● WHAT TO WORK ON: Only those lines running from the line that contains "Read this page and output its text content." through the end of the material are to be written out, each exactly as shown.

● MATERIALS PROVIDED:
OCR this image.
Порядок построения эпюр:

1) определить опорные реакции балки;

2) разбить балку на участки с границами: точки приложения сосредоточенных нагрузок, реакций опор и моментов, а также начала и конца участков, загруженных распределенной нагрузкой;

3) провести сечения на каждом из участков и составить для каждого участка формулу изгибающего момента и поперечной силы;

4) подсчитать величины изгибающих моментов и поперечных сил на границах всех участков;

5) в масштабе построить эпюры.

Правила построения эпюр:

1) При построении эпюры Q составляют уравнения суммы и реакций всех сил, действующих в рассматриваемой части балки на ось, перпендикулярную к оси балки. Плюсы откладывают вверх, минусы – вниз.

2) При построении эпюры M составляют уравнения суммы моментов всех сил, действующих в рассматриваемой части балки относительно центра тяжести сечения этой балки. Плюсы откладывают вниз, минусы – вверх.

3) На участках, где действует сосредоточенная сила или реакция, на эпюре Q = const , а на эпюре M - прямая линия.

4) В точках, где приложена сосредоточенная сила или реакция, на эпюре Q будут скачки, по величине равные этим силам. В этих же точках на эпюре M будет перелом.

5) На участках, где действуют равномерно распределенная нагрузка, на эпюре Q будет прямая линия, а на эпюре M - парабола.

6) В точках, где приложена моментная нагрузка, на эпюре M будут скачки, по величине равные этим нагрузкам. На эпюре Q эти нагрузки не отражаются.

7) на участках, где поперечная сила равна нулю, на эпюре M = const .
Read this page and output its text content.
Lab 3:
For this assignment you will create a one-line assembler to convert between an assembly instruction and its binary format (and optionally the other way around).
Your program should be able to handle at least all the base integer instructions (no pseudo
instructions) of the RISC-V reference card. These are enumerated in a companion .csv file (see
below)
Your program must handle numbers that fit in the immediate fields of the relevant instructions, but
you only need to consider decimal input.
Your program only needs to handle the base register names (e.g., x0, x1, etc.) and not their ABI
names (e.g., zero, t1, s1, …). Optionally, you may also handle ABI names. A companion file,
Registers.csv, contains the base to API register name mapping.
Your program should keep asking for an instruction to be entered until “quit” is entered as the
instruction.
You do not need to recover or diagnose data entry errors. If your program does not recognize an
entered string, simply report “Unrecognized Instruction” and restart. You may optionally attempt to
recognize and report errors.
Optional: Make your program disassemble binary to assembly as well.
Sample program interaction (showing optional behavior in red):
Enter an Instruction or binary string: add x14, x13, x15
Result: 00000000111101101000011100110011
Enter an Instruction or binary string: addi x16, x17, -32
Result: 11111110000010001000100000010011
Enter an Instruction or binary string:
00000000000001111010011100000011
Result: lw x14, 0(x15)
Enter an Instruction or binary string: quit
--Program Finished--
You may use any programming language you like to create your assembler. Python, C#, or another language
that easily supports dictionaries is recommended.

● TASK RESPONSE:
Read this page and output its text content.
Lab 3:
For this assignment you will create a one-line assembler to convert between an assembly instruction and its binary format (and optionally the other way around).
Your program should be able to handle at least all the base integer instructions (no pseudo
instructions) of the RISC-V reference card. These are enumerated in a companion .csv file (see
below)
Your program must handle numbers that fit in the immediate fields of the relevant instructions, but
you only need to consider decimal input.
Your program only needs to handle the base register names (e.g., x0, x1, etc.) and not their ABI
names (e.g., zero, t1, s1, …). Optionally, you may also handle ABI names. A companion file,
Registers.csv, contains the base to API register name mapping.
Your program should keep asking for an instruction to be entered until “quit” is entered as the
instruction.
You do not need to recover or diagnose data entry errors. If your program does not recognize an
entered string, simply report “Unrecognized Instruction” and restart. You may optionally attempt to
recognize and report errors.
Optional: Make your program disassemble binary to assembly as well.
Sample program interaction (showing optional behavior in red):
Enter an Instruction or binary string: add x14, x13, x15
Result: 00000000111101101000011100110011
Enter an Instruction or binary string: addi x16, x17, -32
Result: 11111110000010001000100000010011
Enter an Instruction or binary string:
00000000000001111010011100000011
Result: lw x14, 0(x15)
Enter an Instruction or binary string: quit
--Program Finished--
You may use any programming language you like to create your assembler. Python, C#, or another language
that easily supports dictionaries is recommended.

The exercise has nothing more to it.